MATERIAL TO PROCESS
◆ ◆ ◆ ◆ ◆ ◆ ◆

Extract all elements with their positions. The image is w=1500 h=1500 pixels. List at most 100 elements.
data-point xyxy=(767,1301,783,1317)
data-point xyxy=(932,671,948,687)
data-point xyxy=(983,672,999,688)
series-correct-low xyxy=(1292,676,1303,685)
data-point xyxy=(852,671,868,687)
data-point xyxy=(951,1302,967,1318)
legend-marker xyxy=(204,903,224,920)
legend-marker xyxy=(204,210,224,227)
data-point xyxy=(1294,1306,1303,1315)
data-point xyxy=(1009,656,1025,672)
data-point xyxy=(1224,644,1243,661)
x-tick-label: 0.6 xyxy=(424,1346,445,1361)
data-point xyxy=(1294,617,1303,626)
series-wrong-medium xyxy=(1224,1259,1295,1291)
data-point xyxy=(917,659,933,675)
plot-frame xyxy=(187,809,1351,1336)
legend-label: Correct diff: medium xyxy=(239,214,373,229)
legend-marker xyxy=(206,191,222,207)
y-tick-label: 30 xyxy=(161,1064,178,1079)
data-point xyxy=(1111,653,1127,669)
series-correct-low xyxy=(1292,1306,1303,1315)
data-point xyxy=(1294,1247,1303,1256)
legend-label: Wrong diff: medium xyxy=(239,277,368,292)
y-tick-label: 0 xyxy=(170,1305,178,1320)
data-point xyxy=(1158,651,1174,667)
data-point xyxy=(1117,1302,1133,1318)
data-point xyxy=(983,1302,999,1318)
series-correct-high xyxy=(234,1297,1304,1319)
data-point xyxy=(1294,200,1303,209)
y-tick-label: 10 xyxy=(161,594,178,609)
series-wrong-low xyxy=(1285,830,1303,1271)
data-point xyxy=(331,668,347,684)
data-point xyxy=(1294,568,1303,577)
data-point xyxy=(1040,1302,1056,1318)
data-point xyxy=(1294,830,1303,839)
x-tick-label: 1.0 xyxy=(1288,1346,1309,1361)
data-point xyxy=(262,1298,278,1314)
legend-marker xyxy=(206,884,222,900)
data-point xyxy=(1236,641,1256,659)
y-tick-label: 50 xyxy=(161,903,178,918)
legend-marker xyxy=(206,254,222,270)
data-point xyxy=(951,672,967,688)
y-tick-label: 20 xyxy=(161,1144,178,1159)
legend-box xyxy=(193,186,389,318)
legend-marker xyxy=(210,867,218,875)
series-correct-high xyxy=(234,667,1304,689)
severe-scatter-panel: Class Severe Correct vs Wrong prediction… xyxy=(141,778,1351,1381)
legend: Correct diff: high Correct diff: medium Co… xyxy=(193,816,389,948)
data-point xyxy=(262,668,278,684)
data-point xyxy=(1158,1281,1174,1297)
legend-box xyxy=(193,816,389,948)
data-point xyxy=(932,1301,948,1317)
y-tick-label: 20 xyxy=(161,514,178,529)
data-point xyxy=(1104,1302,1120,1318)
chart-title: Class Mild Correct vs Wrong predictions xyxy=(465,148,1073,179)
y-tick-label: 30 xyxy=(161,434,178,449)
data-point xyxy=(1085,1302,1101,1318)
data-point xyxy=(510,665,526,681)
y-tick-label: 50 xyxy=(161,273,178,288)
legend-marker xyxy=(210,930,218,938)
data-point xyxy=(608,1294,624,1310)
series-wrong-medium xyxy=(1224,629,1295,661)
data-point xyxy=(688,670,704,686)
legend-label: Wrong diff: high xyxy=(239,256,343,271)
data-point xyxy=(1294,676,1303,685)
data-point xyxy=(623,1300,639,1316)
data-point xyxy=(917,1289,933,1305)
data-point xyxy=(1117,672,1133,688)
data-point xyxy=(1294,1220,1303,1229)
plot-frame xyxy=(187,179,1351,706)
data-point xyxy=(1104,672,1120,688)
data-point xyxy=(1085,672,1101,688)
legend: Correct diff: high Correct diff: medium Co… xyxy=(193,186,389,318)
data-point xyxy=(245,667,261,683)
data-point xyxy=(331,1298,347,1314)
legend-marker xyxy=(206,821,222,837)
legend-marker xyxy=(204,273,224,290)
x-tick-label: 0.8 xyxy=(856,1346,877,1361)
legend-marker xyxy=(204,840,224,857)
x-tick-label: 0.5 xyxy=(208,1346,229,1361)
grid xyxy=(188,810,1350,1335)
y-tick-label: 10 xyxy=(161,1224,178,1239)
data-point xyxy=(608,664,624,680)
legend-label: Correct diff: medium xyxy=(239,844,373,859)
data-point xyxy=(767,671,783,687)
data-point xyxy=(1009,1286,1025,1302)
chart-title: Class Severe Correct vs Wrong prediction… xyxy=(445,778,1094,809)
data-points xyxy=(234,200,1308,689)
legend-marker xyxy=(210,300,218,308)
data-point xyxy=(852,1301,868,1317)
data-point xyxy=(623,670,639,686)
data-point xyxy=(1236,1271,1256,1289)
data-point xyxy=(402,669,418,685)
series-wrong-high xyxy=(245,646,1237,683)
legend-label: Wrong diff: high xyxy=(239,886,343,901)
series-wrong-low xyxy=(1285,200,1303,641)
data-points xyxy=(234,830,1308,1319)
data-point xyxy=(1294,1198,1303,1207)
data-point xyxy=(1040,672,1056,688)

◆ ◆ ◆ ◆ ◆ ◆ ◆

GOAL
Quote the material above word for word, every line of it.

TASK OUTPUT
Extract all elements with their positions. The image is w=1500 h=1500 pixels. List at most 100 elements.
data-point xyxy=(767,1301,783,1317)
data-point xyxy=(932,671,948,687)
data-point xyxy=(983,672,999,688)
series-correct-low xyxy=(1292,676,1303,685)
data-point xyxy=(852,671,868,687)
data-point xyxy=(951,1302,967,1318)
legend-marker xyxy=(204,903,224,920)
legend-marker xyxy=(204,210,224,227)
data-point xyxy=(1294,1306,1303,1315)
data-point xyxy=(1009,656,1025,672)
data-point xyxy=(1224,644,1243,661)
x-tick-label: 0.6 xyxy=(424,1346,445,1361)
data-point xyxy=(1294,617,1303,626)
series-wrong-medium xyxy=(1224,1259,1295,1291)
data-point xyxy=(917,659,933,675)
plot-frame xyxy=(187,809,1351,1336)
legend-label: Correct diff: medium xyxy=(239,214,373,229)
legend-marker xyxy=(206,191,222,207)
y-tick-label: 30 xyxy=(161,1064,178,1079)
data-point xyxy=(1111,653,1127,669)
series-correct-low xyxy=(1292,1306,1303,1315)
data-point xyxy=(1294,1247,1303,1256)
legend-label: Wrong diff: medium xyxy=(239,277,368,292)
y-tick-label: 0 xyxy=(170,1305,178,1320)
data-point xyxy=(1158,651,1174,667)
data-point xyxy=(1117,1302,1133,1318)
data-point xyxy=(983,1302,999,1318)
series-correct-high xyxy=(234,1297,1304,1319)
data-point xyxy=(1294,200,1303,209)
y-tick-label: 10 xyxy=(161,594,178,609)
series-wrong-low xyxy=(1285,830,1303,1271)
data-point xyxy=(331,668,347,684)
data-point xyxy=(1294,568,1303,577)
data-point xyxy=(1040,1302,1056,1318)
data-point xyxy=(1294,830,1303,839)
x-tick-label: 1.0 xyxy=(1288,1346,1309,1361)
data-point xyxy=(262,1298,278,1314)
legend-marker xyxy=(206,884,222,900)
data-point xyxy=(1236,641,1256,659)
y-tick-label: 50 xyxy=(161,903,178,918)
legend-marker xyxy=(206,254,222,270)
data-point xyxy=(951,672,967,688)
y-tick-label: 20 xyxy=(161,1144,178,1159)
legend-box xyxy=(193,186,389,318)
legend-marker xyxy=(210,867,218,875)
series-correct-high xyxy=(234,667,1304,689)
severe-scatter-panel: Class Severe Correct vs Wrong prediction… xyxy=(141,778,1351,1381)
legend: Correct diff: high Correct diff: medium Co… xyxy=(193,816,389,948)
data-point xyxy=(262,668,278,684)
data-point xyxy=(1158,1281,1174,1297)
legend-box xyxy=(193,816,389,948)
data-point xyxy=(932,1301,948,1317)
y-tick-label: 20 xyxy=(161,514,178,529)
data-point xyxy=(1104,1302,1120,1318)
chart-title: Class Mild Correct vs Wrong predictions xyxy=(465,148,1073,179)
y-tick-label: 30 xyxy=(161,434,178,449)
data-point xyxy=(1085,1302,1101,1318)
data-point xyxy=(510,665,526,681)
y-tick-label: 50 xyxy=(161,273,178,288)
legend-marker xyxy=(210,930,218,938)
data-point xyxy=(608,1294,624,1310)
series-wrong-medium xyxy=(1224,629,1295,661)
data-point xyxy=(688,670,704,686)
legend-label: Wrong diff: high xyxy=(239,256,343,271)
data-point xyxy=(1294,676,1303,685)
data-point xyxy=(623,1300,639,1316)
data-point xyxy=(917,1289,933,1305)
data-point xyxy=(1117,672,1133,688)
data-point xyxy=(1294,1220,1303,1229)
plot-frame xyxy=(187,179,1351,706)
data-point xyxy=(1104,672,1120,688)
data-point xyxy=(1085,672,1101,688)
legend: Correct diff: high Correct diff: medium Co… xyxy=(193,186,389,318)
data-point xyxy=(245,667,261,683)
data-point xyxy=(331,1298,347,1314)
legend-marker xyxy=(206,821,222,837)
legend-marker xyxy=(204,273,224,290)
x-tick-label: 0.8 xyxy=(856,1346,877,1361)
legend-marker xyxy=(204,840,224,857)
x-tick-label: 0.5 xyxy=(208,1346,229,1361)
grid xyxy=(188,810,1350,1335)
y-tick-label: 10 xyxy=(161,1224,178,1239)
data-point xyxy=(608,664,624,680)
legend-label: Correct diff: medium xyxy=(239,844,373,859)
data-point xyxy=(767,671,783,687)
data-point xyxy=(1009,1286,1025,1302)
chart-title: Class Severe Correct vs Wrong prediction… xyxy=(445,778,1094,809)
data-points xyxy=(234,200,1308,689)
legend-marker xyxy=(210,300,218,308)
data-point xyxy=(852,1301,868,1317)
data-point xyxy=(623,670,639,686)
data-point xyxy=(1236,1271,1256,1289)
data-point xyxy=(402,669,418,685)
series-wrong-high xyxy=(245,646,1237,683)
legend-label: Wrong diff: high xyxy=(239,886,343,901)
series-wrong-low xyxy=(1285,200,1303,641)
data-points xyxy=(234,830,1308,1319)
data-point xyxy=(1294,1198,1303,1207)
data-point xyxy=(1040,672,1056,688)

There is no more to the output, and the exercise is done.